What this task involves |
Copy all lines in which the word "text" can be found.

Data records:
----------------------------------------

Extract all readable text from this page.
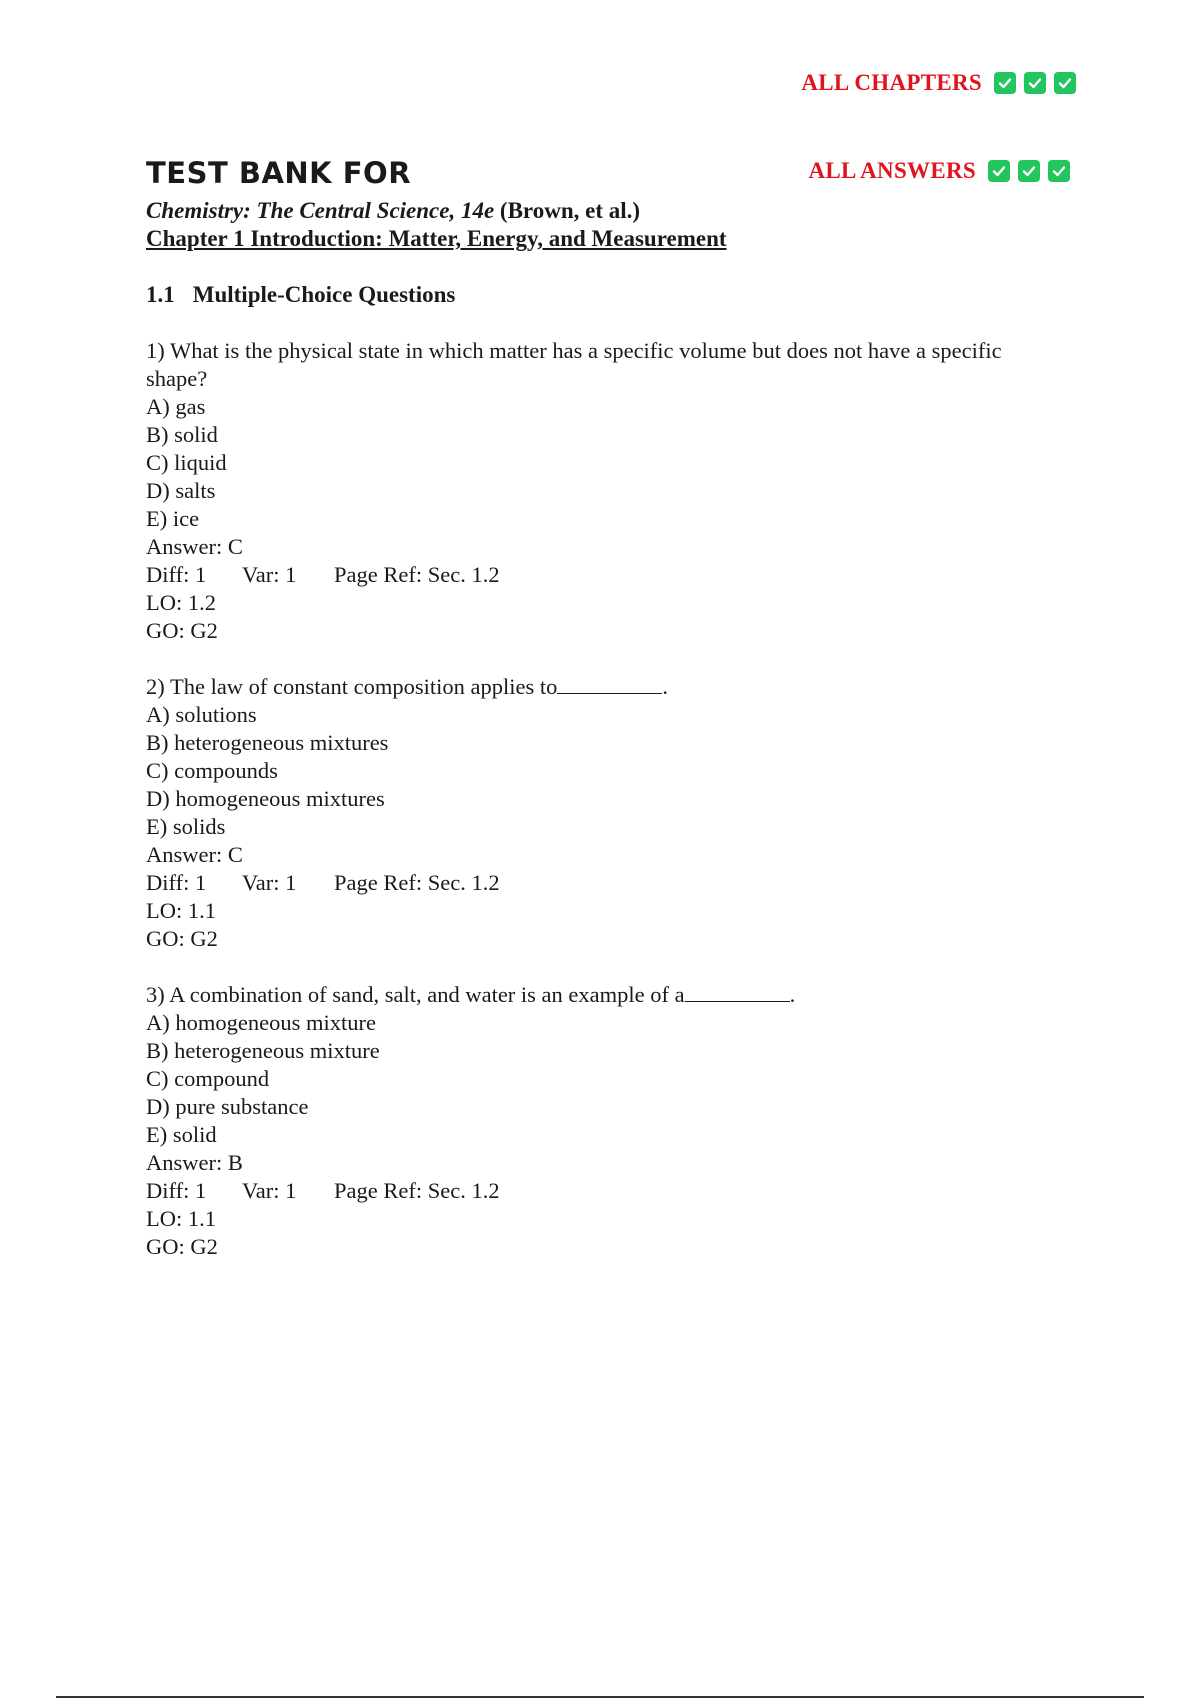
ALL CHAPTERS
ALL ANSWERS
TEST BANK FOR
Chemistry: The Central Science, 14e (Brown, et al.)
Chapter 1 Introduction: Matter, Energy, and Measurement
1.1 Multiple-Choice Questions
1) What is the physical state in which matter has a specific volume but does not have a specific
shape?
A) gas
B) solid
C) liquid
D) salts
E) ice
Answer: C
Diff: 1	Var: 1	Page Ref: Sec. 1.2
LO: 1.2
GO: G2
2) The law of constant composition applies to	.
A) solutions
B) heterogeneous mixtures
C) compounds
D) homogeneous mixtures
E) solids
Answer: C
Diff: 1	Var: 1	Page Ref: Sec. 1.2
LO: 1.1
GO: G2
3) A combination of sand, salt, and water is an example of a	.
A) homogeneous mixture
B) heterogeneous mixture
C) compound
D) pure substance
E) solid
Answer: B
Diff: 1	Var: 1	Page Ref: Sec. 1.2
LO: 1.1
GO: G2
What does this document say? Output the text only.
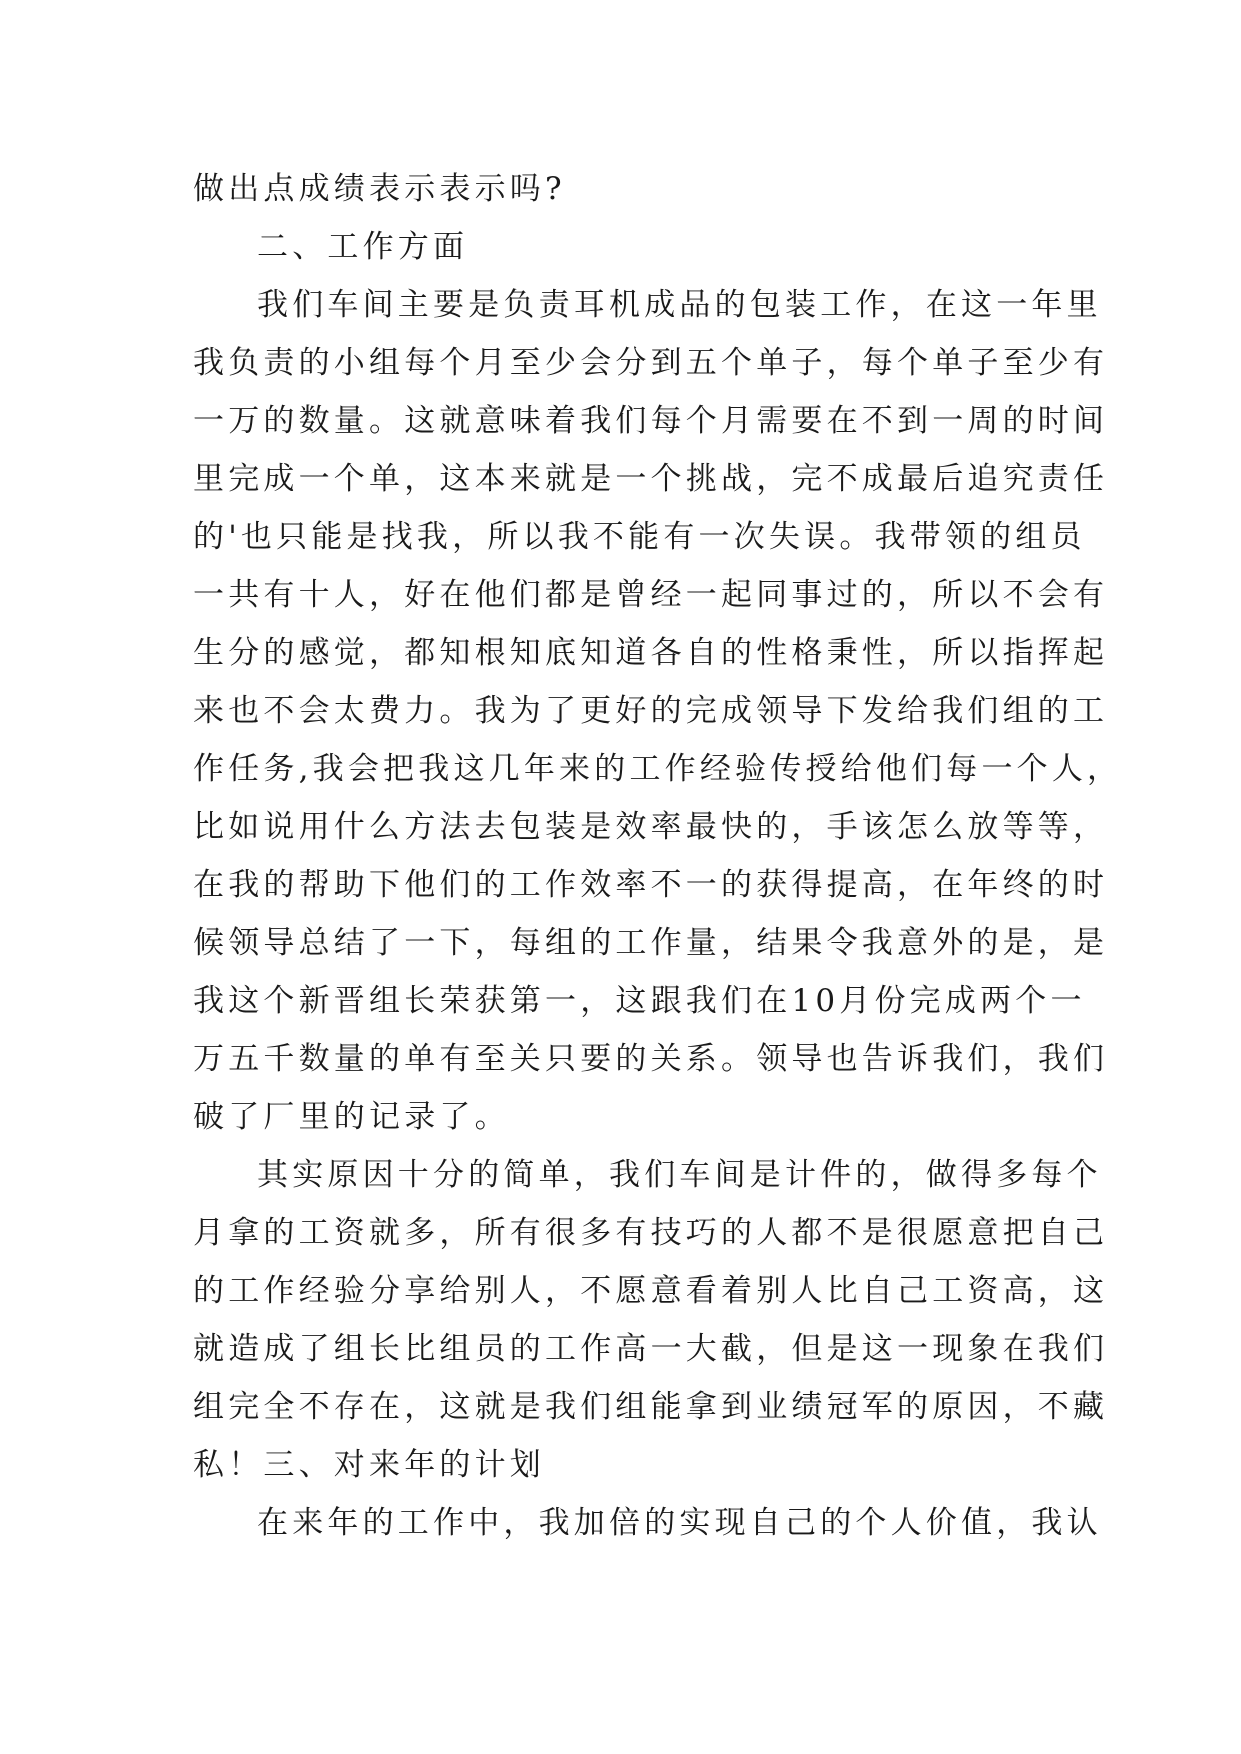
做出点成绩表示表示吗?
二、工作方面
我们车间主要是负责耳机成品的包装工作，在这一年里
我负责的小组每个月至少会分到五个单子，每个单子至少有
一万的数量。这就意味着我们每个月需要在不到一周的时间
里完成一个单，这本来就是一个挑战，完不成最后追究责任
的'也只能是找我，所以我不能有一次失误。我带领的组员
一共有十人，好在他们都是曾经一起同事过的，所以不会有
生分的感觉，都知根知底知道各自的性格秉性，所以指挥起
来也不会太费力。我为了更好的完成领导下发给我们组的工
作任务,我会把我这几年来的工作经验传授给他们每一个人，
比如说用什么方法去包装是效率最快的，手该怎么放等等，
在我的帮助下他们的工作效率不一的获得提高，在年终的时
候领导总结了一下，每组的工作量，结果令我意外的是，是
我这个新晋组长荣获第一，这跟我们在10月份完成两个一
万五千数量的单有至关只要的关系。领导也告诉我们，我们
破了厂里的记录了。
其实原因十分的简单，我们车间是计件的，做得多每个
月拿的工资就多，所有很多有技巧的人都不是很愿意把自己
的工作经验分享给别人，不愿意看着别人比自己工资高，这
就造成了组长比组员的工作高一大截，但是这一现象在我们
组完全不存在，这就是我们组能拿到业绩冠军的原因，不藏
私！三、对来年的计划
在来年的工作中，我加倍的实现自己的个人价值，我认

----------------------------------------

Reply to the task |
Extract all readable text from this page.
What does this document say? Output the text only.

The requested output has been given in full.